*Provided material*:

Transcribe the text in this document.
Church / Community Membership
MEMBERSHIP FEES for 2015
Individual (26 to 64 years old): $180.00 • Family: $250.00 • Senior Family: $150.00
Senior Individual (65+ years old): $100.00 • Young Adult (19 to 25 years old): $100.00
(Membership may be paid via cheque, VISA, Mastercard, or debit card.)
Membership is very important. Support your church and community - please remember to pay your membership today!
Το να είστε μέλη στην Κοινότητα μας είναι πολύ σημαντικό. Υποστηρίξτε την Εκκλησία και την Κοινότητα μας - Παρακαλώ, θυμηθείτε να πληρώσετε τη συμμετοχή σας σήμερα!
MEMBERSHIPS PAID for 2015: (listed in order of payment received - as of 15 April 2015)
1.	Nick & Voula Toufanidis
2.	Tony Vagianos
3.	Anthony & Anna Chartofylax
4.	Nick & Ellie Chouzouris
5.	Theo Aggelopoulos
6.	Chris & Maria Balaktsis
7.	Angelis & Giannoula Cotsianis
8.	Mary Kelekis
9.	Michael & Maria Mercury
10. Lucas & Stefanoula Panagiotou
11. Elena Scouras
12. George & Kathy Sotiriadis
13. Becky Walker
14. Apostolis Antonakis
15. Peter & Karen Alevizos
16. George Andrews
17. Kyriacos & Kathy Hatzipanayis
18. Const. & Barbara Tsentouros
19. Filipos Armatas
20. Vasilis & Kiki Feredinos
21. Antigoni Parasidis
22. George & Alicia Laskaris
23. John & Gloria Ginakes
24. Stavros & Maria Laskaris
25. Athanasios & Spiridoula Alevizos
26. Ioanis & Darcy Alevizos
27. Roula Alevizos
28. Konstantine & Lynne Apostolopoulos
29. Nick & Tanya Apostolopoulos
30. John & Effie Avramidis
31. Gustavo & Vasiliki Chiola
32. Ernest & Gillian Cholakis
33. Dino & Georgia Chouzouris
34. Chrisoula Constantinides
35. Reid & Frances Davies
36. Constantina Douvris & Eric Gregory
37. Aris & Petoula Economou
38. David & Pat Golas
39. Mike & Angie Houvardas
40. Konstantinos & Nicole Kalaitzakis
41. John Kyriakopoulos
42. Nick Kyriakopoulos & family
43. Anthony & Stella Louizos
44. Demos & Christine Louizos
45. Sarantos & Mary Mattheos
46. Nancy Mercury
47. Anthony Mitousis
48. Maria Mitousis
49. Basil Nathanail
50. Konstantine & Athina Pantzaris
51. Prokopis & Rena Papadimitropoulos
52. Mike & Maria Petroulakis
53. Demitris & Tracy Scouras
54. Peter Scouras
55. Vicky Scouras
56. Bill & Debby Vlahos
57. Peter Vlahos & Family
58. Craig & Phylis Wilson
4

*Goal*:
Copy out each line exactly as written.

*Exercise output*:
Transcribe the text in this document.
Church / Community Membership
MEMBERSHIP FEES for 2015
Individual (26 to 64 years old): $180.00 • Family: $250.00 • Senior Family: $150.00
Senior Individual (65+ years old): $100.00 • Young Adult (19 to 25 years old): $100.00
(Membership may be paid via cheque, VISA, Mastercard, or debit card.)
Membership is very important. Support your church and community - please remember to pay your membership today!
Το να είστε μέλη στην Κοινότητα μας είναι πολύ σημαντικό. Υποστηρίξτε την Εκκλησία και την Κοινότητα μας - Παρακαλώ, θυμηθείτε να πληρώσετε τη συμμετοχή σας σήμερα!
MEMBERSHIPS PAID for 2015: (listed in order of payment received - as of 15 April 2015)
1.	Nick & Voula Toufanidis
2.	Tony Vagianos
3.	Anthony & Anna Chartofylax
4.	Nick & Ellie Chouzouris
5.	Theo Aggelopoulos
6.	Chris & Maria Balaktsis
7.	Angelis & Giannoula Cotsianis
8.	Mary Kelekis
9.	Michael & Maria Mercury
10. Lucas & Stefanoula Panagiotou
11. Elena Scouras
12. George & Kathy Sotiriadis
13. Becky Walker
14. Apostolis Antonakis
15. Peter & Karen Alevizos
16. George Andrews
17. Kyriacos & Kathy Hatzipanayis
18. Const. & Barbara Tsentouros
19. Filipos Armatas
20. Vasilis & Kiki Feredinos
21. Antigoni Parasidis
22. George & Alicia Laskaris
23. John & Gloria Ginakes
24. Stavros & Maria Laskaris
25. Athanasios & Spiridoula Alevizos
26. Ioanis & Darcy Alevizos
27. Roula Alevizos
28. Konstantine & Lynne Apostolopoulos
29. Nick & Tanya Apostolopoulos
30. John & Effie Avramidis
31. Gustavo & Vasiliki Chiola
32. Ernest & Gillian Cholakis
33. Dino & Georgia Chouzouris
34. Chrisoula Constantinides
35. Reid & Frances Davies
36. Constantina Douvris & Eric Gregory
37. Aris & Petoula Economou
38. David & Pat Golas
39. Mike & Angie Houvardas
40. Konstantinos & Nicole Kalaitzakis
41. John Kyriakopoulos
42. Nick Kyriakopoulos & family
43. Anthony & Stella Louizos
44. Demos & Christine Louizos
45. Sarantos & Mary Mattheos
46. Nancy Mercury
47. Anthony Mitousis
48. Maria Mitousis
49. Basil Nathanail
50. Konstantine & Athina Pantzaris
51. Prokopis & Rena Papadimitropoulos
52. Mike & Maria Petroulakis
53. Demitris & Tracy Scouras
54. Peter Scouras
55. Vicky Scouras
56. Bill & Debby Vlahos
57. Peter Vlahos & Family
58. Craig & Phylis Wilson
4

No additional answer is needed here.